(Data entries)
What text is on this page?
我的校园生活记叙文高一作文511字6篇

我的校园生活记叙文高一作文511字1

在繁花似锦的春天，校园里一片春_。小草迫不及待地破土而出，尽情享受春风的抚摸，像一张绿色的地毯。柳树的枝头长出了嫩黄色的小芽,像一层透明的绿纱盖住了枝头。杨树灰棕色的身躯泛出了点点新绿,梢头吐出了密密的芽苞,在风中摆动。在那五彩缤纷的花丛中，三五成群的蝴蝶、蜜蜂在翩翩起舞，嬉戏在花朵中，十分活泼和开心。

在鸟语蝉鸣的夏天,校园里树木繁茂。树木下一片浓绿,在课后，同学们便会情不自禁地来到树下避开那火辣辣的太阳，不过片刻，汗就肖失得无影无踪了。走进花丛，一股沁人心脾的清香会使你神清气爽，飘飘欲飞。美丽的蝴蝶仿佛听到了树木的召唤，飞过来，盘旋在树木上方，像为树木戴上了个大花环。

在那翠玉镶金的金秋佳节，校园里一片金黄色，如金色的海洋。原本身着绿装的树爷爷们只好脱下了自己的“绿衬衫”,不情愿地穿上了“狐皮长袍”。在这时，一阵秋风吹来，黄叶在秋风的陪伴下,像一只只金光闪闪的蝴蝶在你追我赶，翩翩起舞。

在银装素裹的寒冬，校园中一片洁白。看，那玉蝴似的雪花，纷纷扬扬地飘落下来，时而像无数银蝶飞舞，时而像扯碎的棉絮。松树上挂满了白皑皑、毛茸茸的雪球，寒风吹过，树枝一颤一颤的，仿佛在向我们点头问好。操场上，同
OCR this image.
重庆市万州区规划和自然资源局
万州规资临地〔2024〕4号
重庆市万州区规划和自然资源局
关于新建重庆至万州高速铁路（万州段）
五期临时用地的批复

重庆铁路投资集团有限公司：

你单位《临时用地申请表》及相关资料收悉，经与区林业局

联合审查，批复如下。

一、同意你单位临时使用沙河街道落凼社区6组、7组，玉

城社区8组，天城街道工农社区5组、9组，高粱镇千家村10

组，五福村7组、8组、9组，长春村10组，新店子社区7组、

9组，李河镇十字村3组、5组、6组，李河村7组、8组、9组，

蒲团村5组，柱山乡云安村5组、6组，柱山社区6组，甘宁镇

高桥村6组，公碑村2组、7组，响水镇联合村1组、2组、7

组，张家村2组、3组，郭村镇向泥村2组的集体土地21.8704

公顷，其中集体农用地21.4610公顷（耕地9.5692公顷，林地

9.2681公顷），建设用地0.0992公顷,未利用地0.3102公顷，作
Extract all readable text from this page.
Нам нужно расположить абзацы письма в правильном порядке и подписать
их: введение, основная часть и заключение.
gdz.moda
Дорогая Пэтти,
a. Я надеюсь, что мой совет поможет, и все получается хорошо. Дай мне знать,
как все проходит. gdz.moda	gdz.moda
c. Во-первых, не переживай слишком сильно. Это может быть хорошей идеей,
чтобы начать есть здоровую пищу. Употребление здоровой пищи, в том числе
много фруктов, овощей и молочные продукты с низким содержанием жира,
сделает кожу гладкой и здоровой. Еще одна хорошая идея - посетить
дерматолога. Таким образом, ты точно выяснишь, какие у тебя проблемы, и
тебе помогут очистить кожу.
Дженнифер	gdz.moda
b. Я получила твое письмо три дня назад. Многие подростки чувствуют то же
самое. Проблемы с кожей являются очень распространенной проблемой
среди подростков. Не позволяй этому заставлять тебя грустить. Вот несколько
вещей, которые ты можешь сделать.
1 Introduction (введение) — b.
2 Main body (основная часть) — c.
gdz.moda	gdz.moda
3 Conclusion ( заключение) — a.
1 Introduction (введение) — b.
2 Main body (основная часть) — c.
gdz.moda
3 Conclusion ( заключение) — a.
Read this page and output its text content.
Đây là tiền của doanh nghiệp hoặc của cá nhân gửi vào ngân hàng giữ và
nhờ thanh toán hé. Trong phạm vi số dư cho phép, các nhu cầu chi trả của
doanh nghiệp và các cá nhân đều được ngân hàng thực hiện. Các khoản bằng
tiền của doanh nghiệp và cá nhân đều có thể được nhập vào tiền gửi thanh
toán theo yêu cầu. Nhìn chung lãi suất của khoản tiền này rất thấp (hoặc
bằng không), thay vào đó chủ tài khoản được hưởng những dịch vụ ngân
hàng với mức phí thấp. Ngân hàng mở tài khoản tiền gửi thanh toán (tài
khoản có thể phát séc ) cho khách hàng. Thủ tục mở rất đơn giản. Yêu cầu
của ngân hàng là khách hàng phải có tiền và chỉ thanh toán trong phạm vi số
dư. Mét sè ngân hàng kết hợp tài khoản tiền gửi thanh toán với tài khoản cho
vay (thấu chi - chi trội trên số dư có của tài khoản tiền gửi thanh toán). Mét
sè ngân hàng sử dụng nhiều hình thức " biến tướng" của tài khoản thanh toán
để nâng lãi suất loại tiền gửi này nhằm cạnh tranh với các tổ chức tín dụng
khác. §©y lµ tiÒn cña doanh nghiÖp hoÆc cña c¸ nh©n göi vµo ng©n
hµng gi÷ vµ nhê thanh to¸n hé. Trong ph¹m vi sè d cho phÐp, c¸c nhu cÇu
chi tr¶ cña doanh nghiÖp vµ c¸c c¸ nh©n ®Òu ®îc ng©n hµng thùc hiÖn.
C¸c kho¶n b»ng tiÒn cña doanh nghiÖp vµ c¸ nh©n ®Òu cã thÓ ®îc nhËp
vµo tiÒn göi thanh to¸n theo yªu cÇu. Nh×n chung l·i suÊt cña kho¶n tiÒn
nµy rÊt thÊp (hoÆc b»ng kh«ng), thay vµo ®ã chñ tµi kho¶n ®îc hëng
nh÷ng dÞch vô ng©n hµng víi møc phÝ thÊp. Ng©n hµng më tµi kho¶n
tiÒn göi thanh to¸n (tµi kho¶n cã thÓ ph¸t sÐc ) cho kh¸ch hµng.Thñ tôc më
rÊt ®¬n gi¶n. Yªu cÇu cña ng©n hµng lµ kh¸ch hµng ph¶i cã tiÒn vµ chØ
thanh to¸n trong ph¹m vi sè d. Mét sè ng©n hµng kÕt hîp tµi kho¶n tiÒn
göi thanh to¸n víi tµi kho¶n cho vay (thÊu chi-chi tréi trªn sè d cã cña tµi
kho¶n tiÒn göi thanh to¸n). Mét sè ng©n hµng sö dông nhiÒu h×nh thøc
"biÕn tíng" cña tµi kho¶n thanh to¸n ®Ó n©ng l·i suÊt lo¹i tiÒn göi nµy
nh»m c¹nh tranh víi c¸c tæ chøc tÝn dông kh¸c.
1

Request.
Spot every line that holds "suất" and copy it.

Result.
toán theo yêu cầu. Nhìn chung lãi suất của khoản tiền này rất thấp (hoặc
để nâng lãi suất loại tiền gửi này nhằm cạnh tranh với các tổ chức tín dụng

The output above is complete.